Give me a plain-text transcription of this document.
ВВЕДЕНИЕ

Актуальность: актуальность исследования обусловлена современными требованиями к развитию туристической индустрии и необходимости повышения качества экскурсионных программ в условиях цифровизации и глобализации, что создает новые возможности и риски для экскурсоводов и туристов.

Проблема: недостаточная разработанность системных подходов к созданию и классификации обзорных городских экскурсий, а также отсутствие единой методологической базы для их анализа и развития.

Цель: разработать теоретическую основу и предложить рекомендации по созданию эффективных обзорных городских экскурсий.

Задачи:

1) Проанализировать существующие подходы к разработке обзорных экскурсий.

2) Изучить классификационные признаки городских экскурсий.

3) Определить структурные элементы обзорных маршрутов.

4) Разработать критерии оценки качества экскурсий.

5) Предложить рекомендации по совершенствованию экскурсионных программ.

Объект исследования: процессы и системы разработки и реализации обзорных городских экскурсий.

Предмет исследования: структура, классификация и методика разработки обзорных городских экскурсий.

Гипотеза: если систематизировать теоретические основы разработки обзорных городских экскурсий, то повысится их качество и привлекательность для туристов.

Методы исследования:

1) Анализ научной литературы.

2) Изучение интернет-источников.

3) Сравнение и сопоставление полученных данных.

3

Task objective. Select the lines from the entries that include the word "программ".

Final result.
Актуальность: актуальность исследования обусловлена современными требованиями к развитию туристической индустрии и необходимости повышения качества экскурсионных программ в условиях цифровизации и глобализации, что создает новые возможности и риски для экскурсоводов и туристов.
5) Предложить рекомендации по совершенствованию экскурсионных программ.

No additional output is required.